Copy the data from its first line down to the line with "tool-window-build[interactable]: Build —", keeping both of those lines and every character the same.
========================================
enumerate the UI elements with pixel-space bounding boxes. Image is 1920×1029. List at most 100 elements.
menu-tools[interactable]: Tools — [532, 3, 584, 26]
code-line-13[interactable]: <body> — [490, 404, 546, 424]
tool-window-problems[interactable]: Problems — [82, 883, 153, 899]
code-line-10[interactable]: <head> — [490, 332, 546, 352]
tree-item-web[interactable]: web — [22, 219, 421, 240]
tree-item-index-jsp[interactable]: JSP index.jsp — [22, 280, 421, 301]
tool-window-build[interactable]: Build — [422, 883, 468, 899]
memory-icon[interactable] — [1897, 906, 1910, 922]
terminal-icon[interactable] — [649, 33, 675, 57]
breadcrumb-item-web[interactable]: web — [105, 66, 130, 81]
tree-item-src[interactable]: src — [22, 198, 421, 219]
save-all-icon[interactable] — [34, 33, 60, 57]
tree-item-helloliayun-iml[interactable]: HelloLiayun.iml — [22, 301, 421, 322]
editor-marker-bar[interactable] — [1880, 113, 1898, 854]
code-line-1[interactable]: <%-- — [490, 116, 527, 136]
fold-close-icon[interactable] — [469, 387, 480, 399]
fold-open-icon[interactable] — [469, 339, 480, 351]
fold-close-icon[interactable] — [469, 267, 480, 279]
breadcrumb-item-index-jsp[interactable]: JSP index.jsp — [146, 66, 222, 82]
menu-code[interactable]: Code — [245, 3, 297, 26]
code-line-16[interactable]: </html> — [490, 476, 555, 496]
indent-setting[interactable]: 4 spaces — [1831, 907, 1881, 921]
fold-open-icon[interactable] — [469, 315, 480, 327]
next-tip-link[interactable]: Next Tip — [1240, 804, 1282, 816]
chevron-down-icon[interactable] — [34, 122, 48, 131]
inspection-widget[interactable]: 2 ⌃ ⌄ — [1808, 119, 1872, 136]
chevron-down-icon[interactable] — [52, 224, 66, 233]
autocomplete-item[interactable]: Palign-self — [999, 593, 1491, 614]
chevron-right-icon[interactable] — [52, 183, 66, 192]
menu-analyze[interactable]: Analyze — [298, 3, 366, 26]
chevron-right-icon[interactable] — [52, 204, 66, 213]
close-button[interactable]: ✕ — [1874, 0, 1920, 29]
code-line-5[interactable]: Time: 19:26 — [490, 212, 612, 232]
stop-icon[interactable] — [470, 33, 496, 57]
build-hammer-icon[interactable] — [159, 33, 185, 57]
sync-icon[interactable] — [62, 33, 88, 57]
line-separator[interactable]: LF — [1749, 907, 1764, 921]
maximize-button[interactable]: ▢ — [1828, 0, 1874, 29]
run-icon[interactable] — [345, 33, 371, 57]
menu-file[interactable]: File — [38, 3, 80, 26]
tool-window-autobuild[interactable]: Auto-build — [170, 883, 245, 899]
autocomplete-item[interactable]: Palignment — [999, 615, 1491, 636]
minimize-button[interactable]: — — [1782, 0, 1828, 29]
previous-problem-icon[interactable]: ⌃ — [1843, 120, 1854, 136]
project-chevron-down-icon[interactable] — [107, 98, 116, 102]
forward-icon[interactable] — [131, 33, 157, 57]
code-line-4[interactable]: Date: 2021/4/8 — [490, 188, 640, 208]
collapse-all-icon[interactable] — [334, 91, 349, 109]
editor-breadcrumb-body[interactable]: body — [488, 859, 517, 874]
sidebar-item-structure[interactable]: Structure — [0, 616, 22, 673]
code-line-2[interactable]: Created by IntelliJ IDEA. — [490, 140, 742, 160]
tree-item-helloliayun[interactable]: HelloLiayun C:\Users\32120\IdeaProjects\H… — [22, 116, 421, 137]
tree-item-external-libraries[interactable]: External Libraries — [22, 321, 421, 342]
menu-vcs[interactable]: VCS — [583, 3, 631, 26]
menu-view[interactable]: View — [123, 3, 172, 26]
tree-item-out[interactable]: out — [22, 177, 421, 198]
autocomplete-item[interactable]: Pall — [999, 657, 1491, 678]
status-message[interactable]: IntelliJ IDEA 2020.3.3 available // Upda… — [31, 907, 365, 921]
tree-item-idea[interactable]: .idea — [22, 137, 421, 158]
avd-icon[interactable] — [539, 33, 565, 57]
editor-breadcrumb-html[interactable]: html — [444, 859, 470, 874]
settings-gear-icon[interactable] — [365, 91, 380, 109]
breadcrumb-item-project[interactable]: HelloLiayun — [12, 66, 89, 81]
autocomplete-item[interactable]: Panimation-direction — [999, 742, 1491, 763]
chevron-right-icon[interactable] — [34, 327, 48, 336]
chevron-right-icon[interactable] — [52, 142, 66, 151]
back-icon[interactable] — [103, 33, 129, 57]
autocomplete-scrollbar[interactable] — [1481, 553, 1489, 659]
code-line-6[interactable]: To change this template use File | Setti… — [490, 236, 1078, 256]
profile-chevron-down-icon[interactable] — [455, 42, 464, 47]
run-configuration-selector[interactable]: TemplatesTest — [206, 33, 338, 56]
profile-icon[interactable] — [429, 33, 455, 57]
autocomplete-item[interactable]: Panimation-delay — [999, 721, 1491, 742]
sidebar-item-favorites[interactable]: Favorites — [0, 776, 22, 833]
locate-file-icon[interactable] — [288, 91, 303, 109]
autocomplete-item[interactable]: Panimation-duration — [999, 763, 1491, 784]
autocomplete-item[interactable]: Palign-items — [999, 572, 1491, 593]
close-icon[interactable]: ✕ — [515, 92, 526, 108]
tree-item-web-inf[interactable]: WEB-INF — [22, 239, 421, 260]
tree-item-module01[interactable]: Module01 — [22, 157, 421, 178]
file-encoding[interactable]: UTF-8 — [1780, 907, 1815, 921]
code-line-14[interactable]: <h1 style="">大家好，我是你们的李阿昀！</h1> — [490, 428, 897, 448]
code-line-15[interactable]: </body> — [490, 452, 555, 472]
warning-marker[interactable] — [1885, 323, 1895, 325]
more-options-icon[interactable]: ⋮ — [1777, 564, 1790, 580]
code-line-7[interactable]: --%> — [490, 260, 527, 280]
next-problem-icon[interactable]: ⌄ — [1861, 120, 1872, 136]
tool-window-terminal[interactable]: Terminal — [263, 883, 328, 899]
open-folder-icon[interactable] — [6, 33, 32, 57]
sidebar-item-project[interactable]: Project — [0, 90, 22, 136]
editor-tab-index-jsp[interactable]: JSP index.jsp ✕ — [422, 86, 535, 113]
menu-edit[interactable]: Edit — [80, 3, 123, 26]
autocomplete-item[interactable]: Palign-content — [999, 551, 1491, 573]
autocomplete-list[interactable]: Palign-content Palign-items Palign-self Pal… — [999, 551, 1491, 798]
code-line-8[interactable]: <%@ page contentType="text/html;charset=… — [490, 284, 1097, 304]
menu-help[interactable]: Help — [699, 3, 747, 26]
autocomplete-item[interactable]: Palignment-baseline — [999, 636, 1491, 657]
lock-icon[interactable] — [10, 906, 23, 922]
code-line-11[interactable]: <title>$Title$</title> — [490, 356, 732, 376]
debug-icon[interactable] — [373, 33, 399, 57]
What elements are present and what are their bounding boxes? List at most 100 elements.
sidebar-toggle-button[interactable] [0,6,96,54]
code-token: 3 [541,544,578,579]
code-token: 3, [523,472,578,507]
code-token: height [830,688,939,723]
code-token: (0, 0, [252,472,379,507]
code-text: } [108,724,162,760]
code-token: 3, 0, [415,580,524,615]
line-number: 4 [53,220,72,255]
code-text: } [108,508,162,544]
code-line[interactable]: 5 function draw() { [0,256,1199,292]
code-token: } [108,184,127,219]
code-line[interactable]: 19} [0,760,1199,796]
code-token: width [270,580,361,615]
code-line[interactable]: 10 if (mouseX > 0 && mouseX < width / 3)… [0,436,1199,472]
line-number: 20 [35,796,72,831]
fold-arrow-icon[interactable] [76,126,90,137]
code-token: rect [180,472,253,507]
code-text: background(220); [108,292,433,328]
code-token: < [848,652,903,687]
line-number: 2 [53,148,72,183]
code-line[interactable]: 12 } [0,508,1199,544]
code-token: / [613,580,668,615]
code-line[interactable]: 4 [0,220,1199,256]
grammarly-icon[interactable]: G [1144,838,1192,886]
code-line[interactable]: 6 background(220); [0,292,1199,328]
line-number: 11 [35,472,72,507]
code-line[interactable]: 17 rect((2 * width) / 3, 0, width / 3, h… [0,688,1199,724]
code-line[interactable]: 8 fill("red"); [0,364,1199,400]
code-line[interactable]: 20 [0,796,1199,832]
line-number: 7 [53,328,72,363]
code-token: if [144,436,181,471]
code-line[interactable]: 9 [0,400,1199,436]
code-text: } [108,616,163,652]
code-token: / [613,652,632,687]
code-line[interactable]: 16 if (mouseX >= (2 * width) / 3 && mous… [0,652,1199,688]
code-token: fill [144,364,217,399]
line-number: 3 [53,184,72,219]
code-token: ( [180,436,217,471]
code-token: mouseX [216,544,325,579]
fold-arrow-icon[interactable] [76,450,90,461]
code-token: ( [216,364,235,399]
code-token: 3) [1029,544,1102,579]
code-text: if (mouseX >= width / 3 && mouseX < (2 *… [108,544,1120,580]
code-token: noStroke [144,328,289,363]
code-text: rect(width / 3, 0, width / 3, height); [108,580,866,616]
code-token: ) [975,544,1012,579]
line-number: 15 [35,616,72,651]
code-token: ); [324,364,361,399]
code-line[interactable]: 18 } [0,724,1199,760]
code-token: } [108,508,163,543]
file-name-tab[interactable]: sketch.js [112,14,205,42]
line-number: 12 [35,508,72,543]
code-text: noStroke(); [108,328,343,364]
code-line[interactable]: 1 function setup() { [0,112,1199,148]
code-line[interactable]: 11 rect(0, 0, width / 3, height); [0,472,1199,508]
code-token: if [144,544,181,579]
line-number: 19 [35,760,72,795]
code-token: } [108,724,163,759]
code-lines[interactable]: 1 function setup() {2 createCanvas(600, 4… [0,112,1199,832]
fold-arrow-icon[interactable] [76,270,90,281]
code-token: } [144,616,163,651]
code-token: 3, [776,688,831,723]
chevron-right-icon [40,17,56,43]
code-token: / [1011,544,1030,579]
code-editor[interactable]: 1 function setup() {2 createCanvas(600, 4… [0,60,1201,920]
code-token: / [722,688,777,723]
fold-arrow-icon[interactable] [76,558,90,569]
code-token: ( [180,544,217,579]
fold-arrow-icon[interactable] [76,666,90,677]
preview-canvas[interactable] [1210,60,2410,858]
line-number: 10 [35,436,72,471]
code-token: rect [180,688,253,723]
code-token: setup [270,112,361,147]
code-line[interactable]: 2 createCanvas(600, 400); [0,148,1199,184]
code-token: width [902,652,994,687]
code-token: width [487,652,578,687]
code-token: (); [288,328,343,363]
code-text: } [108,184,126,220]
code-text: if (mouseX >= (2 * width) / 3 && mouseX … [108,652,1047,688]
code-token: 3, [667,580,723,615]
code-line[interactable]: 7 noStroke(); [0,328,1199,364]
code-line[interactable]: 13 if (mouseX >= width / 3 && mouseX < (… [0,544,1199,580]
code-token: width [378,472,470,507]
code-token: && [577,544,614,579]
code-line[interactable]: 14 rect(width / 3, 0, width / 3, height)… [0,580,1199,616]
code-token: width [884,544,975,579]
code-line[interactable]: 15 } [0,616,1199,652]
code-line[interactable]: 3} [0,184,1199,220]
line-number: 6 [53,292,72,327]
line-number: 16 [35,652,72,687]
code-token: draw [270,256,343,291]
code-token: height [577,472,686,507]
========================================
Response:
enumerate the UI elements with pixel-space bounding boxes. Image is 1920×1029. List at most 100 elements.
menu-tools[interactable]: Tools — [532, 3, 584, 26]
code-line-13[interactable]: <body> — [490, 404, 546, 424]
tool-window-problems[interactable]: Problems — [82, 883, 153, 899]
code-line-10[interactable]: <head> — [490, 332, 546, 352]
tree-item-web[interactable]: web — [22, 219, 421, 240]
tree-item-index-jsp[interactable]: JSP index.jsp — [22, 280, 421, 301]
tool-window-build[interactable]: Build — [422, 883, 468, 899]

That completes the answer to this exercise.